**What you will do:** Copy every record below, exactly as written.

* START Exercise data *

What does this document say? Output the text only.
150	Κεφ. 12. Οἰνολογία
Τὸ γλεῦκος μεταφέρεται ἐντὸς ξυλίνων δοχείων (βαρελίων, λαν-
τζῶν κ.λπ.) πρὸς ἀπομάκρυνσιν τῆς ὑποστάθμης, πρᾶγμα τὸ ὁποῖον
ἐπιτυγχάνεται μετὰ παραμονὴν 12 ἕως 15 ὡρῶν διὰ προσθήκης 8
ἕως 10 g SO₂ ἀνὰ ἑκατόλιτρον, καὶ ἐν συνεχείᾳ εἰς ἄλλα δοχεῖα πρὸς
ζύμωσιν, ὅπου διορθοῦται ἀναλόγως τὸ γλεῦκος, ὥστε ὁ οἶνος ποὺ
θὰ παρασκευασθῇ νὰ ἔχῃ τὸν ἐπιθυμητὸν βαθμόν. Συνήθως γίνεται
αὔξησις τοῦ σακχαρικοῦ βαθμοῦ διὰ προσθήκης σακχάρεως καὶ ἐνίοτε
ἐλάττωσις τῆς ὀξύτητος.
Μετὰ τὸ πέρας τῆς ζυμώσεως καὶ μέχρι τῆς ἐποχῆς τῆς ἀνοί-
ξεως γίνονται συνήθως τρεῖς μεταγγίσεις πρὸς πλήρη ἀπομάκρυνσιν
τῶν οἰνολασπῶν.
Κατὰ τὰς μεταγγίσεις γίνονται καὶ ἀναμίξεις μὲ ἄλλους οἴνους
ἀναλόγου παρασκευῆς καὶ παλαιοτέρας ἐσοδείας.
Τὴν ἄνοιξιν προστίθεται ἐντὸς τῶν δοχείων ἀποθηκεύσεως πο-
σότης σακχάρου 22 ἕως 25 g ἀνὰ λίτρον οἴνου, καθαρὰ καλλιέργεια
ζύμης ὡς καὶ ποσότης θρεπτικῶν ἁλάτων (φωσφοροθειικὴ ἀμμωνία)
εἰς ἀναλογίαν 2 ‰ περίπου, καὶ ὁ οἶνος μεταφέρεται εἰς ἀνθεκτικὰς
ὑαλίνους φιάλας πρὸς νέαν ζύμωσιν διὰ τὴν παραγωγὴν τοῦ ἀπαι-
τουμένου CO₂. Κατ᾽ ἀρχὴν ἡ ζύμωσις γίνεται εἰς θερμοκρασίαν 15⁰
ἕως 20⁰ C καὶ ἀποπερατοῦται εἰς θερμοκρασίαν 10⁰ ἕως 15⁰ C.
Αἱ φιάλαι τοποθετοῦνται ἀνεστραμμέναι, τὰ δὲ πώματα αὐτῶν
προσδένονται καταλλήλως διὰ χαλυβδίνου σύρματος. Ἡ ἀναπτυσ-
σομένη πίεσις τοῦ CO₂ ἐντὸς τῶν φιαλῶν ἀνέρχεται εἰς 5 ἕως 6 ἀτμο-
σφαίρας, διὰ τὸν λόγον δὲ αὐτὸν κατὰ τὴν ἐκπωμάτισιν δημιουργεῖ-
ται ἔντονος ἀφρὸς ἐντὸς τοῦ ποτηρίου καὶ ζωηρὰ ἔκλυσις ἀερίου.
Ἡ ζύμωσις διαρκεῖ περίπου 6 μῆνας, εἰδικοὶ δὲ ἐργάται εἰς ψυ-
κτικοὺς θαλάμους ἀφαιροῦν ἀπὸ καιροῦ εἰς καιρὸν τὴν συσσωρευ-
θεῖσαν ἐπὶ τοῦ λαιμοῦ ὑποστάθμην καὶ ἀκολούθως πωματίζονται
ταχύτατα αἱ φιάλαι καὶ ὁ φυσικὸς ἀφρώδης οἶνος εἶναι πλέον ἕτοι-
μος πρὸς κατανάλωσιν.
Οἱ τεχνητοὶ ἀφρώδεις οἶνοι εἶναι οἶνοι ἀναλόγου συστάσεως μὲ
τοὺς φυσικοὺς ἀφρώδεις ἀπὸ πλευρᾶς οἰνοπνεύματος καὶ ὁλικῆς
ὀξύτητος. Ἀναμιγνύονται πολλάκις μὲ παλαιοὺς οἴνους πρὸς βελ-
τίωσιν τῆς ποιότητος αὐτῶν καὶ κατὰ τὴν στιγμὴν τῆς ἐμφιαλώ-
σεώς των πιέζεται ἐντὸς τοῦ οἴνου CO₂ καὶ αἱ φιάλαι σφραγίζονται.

* END Exercise data *

**Response to this task:**
What does this document say? Output the text only.
150	Κεφ. 12. Οἰνολογία
Τὸ γλεῦκος μεταφέρεται ἐντὸς ξυλίνων δοχείων (βαρελίων, λαν-
τζῶν κ.λπ.) πρὸς ἀπομάκρυνσιν τῆς ὑποστάθμης, πρᾶγμα τὸ ὁποῖον
ἐπιτυγχάνεται μετὰ παραμονὴν 12 ἕως 15 ὡρῶν διὰ προσθήκης 8
ἕως 10 g SO₂ ἀνὰ ἑκατόλιτρον, καὶ ἐν συνεχείᾳ εἰς ἄλλα δοχεῖα πρὸς
ζύμωσιν, ὅπου διορθοῦται ἀναλόγως τὸ γλεῦκος, ὥστε ὁ οἶνος ποὺ
θὰ παρασκευασθῇ νὰ ἔχῃ τὸν ἐπιθυμητὸν βαθμόν. Συνήθως γίνεται
αὔξησις τοῦ σακχαρικοῦ βαθμοῦ διὰ προσθήκης σακχάρεως καὶ ἐνίοτε
ἐλάττωσις τῆς ὀξύτητος.
Μετὰ τὸ πέρας τῆς ζυμώσεως καὶ μέχρι τῆς ἐποχῆς τῆς ἀνοί-
ξεως γίνονται συνήθως τρεῖς μεταγγίσεις πρὸς πλήρη ἀπομάκρυνσιν
τῶν οἰνολασπῶν.
Κατὰ τὰς μεταγγίσεις γίνονται καὶ ἀναμίξεις μὲ ἄλλους οἴνους
ἀναλόγου παρασκευῆς καὶ παλαιοτέρας ἐσοδείας.
Τὴν ἄνοιξιν προστίθεται ἐντὸς τῶν δοχείων ἀποθηκεύσεως πο-
σότης σακχάρου 22 ἕως 25 g ἀνὰ λίτρον οἴνου, καθαρὰ καλλιέργεια
ζύμης ὡς καὶ ποσότης θρεπτικῶν ἁλάτων (φωσφοροθειικὴ ἀμμωνία)
εἰς ἀναλογίαν 2 ‰ περίπου, καὶ ὁ οἶνος μεταφέρεται εἰς ἀνθεκτικὰς
ὑαλίνους φιάλας πρὸς νέαν ζύμωσιν διὰ τὴν παραγωγὴν τοῦ ἀπαι-
τουμένου CO₂. Κατ᾽ ἀρχὴν ἡ ζύμωσις γίνεται εἰς θερμοκρασίαν 15⁰
ἕως 20⁰ C καὶ ἀποπερατοῦται εἰς θερμοκρασίαν 10⁰ ἕως 15⁰ C.
Αἱ φιάλαι τοποθετοῦνται ἀνεστραμμέναι, τὰ δὲ πώματα αὐτῶν
προσδένονται καταλλήλως διὰ χαλυβδίνου σύρματος. Ἡ ἀναπτυσ-
σομένη πίεσις τοῦ CO₂ ἐντὸς τῶν φιαλῶν ἀνέρχεται εἰς 5 ἕως 6 ἀτμο-
σφαίρας, διὰ τὸν λόγον δὲ αὐτὸν κατὰ τὴν ἐκπωμάτισιν δημιουργεῖ-
ται ἔντονος ἀφρὸς ἐντὸς τοῦ ποτηρίου καὶ ζωηρὰ ἔκλυσις ἀερίου.
Ἡ ζύμωσις διαρκεῖ περίπου 6 μῆνας, εἰδικοὶ δὲ ἐργάται εἰς ψυ-
κτικοὺς θαλάμους ἀφαιροῦν ἀπὸ καιροῦ εἰς καιρὸν τὴν συσσωρευ-
θεῖσαν ἐπὶ τοῦ λαιμοῦ ὑποστάθμην καὶ ἀκολούθως πωματίζονται
ταχύτατα αἱ φιάλαι καὶ ὁ φυσικὸς ἀφρώδης οἶνος εἶναι πλέον ἕτοι-
μος πρὸς κατανάλωσιν.
Οἱ τεχνητοὶ ἀφρώδεις οἶνοι εἶναι οἶνοι ἀναλόγου συστάσεως μὲ
τοὺς φυσικοὺς ἀφρώδεις ἀπὸ πλευρᾶς οἰνοπνεύματος καὶ ὁλικῆς
ὀξύτητος. Ἀναμιγνύονται πολλάκις μὲ παλαιοὺς οἴνους πρὸς βελ-
τίωσιν τῆς ποιότητος αὐτῶν καὶ κατὰ τὴν στιγμὴν τῆς ἐμφιαλώ-
σεώς των πιέζεται ἐντὸς τοῦ οἴνου CO₂ καὶ αἱ φιάλαι σφραγίζονται.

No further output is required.